▶ PRZYTOCZONY TEKST
Uploaded with ImageShack.us
Fidel-F2 - 9 Sierpnia 2011, 01:10
Matrim, plan był taki coby złupić i wrócić przez Atlantyk północnym przejściem którego nie znalazł, a że narozrabiał tak, że nie miał drogi powotnej trasą którą przypłynął bo wszystko co żyło i gadało po hiszpańsku chciało go złapać więc popłynął przez Pacyfik
Filipinki?
albo wybory miss KKK?
merula - 9 Sierpnia 2011, 08:47
raczej damy, co to chciały by być opalone i zażyć kąpieli słoneczne, a jednocześnie nie skazić alabastrowej cery.
Matrim - 9 Sierpnia 2011, 09:37
Fidel-F2, jest bliżej (drugi strzał), ale nie aż tak drastycznie.
Radomir - 9 Sierpnia 2011, 09:42
To może panie z jakiegoś kraju arabskiego, co by im twarzy nie było widać?
Matrim - 9 Sierpnia 2011, 09:57
Muzułmanki nie mogą pokazywać publicznie nawet małego palca u nogi, a tutaj i nogi i ramiona i dekolt...
Radomir - 9 Sierpnia 2011, 10:37
No tak, ale ze mnie ignorant...
Późno poszedłem spać i jeszcze w zasadzie śpię.
Matrim - 9 Sierpnia 2011, 11:43
Nie ma co przeciągać...
Zdjęcie przedstawia uczestniczki "Miss Shapely Silhouette Beauty Competition", czyli wyborów najzgrabniejszej sylwetki Anglii w 1950 roku. Jurorzy nie chcieli by buzie rzutowały na główną atrakcję konkursu i nakazali ubrać te gustowne torebeczki. A wyszło tak, jak widać. Choć może te pół wieku temu odbiór był zgoła inny
Fidel, dawaj dalej.
Fidel-F2 - 9 Sierpnia 2011, 12:09
wróćmy do zaniedbanej tradycji
Co to takiego 'australijski Pearl Harbour'?
Unicorn - 9 Sierpnia 2011, 16:23
Bombardowanie Darwin – naloty na australijskie miasto Darwin przeprowadzone 19 lutego 1942 roku. Były największym atakiem, jaki kiedykolwiek obce państwo przeprowadziło na terytorium Australii. Były także znaczącym punktem wojny na Pacyfiku i przykładem ciosu psychologicznego zadanego australijskiemu społeczeństwu w kilka tygodni po rozpoczęciu wojny pomiędzy Australią i Japonią. Rajd był pierwszym z około stu ataków lotniczych przeprowadzonych przez japońskie samoloty na Australię w latach 1942–1943.
Zdarzenie to jest często nazywane australijskim Pearl Harbor.
Byłam strasznie ciekawa.. bo Australia miejsce moich marzeń (mają fajny akcent )
Zagadkę oddaje w chętne ręce bo nie mam nic w głowie na razie...

▶ DANE
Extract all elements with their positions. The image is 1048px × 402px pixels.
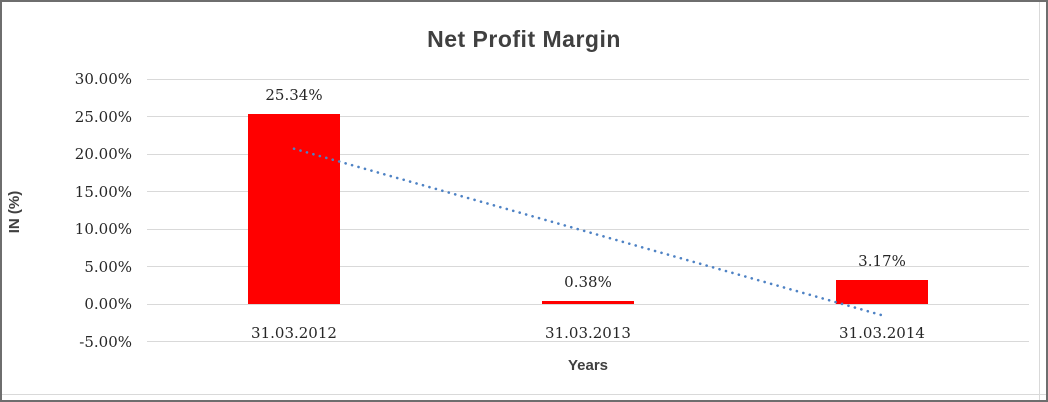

▶ POLECENIE
Proszę zacytować z przytoczonego tekstu fragment rozpoczynający się od „Fidel-F2 - 9 Sierpnia 2011, 12:09” i ciągnący się aż do „głowie na razie...”, bez wprowadzania jakichkolwiek zmian.

▶ ODPOWIEDŹ NA POLECENIE
Fidel-F2 - 9 Sierpnia 2011, 12:09
wróćmy do zaniedbanej tradycji
Co to takiego 'australijski Pearl Harbour'?
Unicorn - 9 Sierpnia 2011, 16:23
Bombardowanie Darwin – naloty na australijskie miasto Darwin przeprowadzone 19 lutego 1942 roku. Były największym atakiem, jaki kiedykolwiek obce państwo przeprowadziło na terytorium Australii. Były także znaczącym punktem wojny na Pacyfiku i przykładem ciosu psychologicznego zadanego australijskiemu społeczeństwu w kilka tygodni po rozpoczęciu wojny pomiędzy Australią i Japonią. Rajd był pierwszym z około stu ataków lotniczych przeprowadzonych przez japońskie samoloty na Australię w latach 1942–1943.
Zdarzenie to jest często nazywane australijskim Pearl Harbor.
Byłam strasznie ciekawa.. bo Australia miejsce moich marzeń (mają fajny akcent )
Zagadkę oddaje w chętne ręce bo nie mam nic w głowie na razie...